- _Extracted entries_:
▬▬▬

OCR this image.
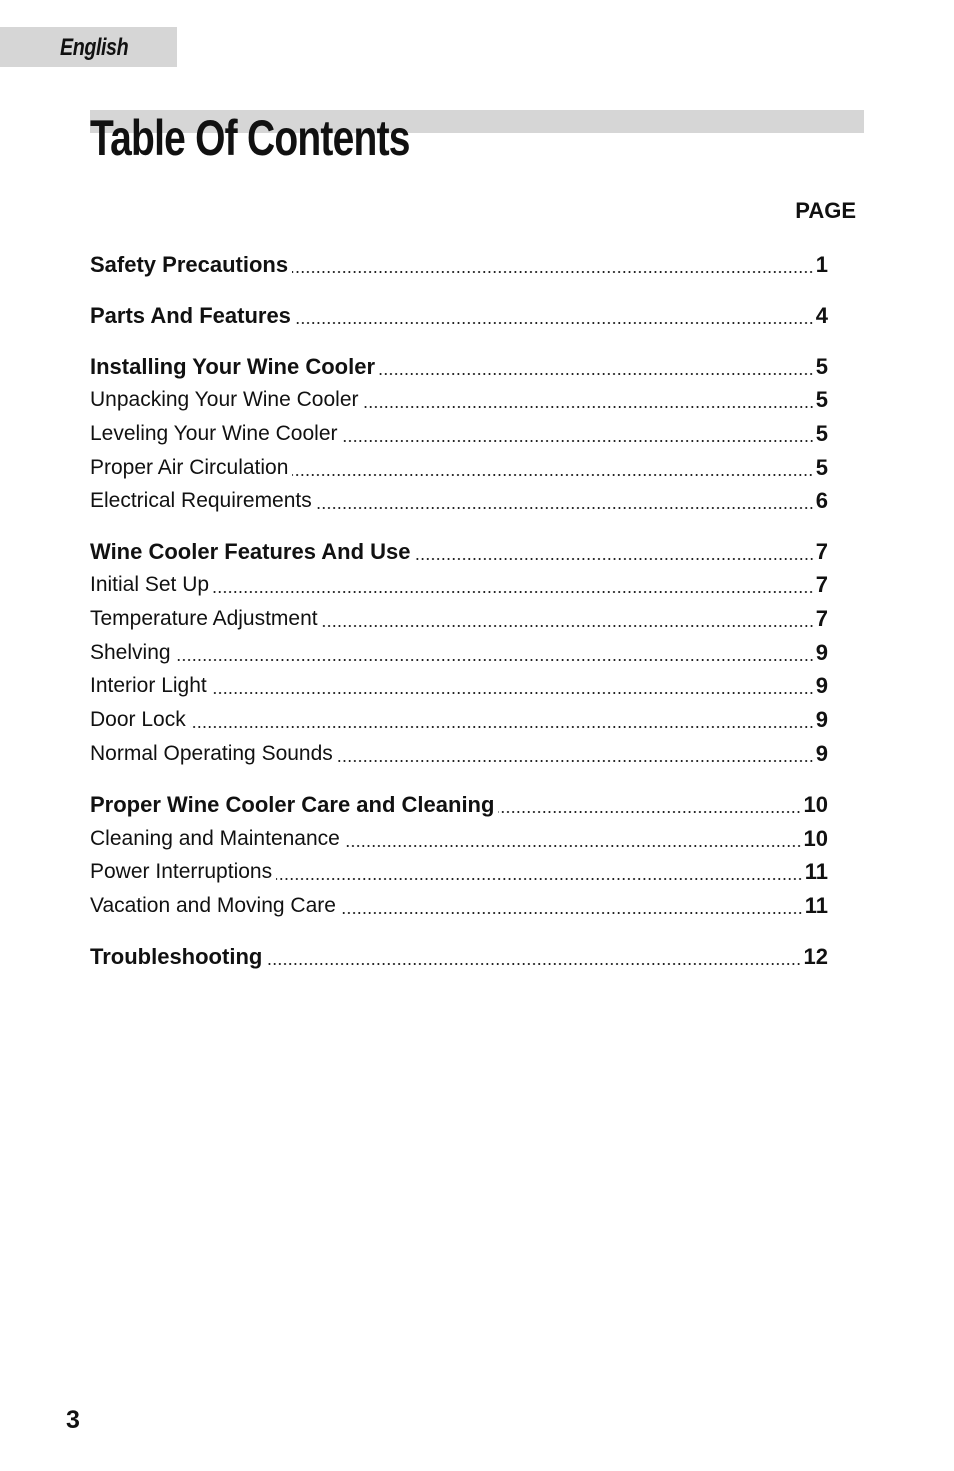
English
Table Of Contents
PAGE
Safety Precautions	1
Parts And Features	4
Installing Your Wine Cooler	5
Unpacking Your Wine Cooler	5
Leveling Your Wine Cooler	5
Proper Air Circulation	5
Electrical Requirements	6
Wine Cooler Features And Use	7
Initial Set Up	7
Temperature Adjustment	7
Shelving	9
Interior Light	9
Door Lock	9
Normal Operating Sounds	9
Proper Wine Cooler Care and Cleaning	10
Cleaning and Maintenance	10
Power Interruptions	11
Vacation and Moving Care	11
Troubleshooting	12
3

▬▬▬

State the number of lines in the records that include "Wine", and write nothing else.

5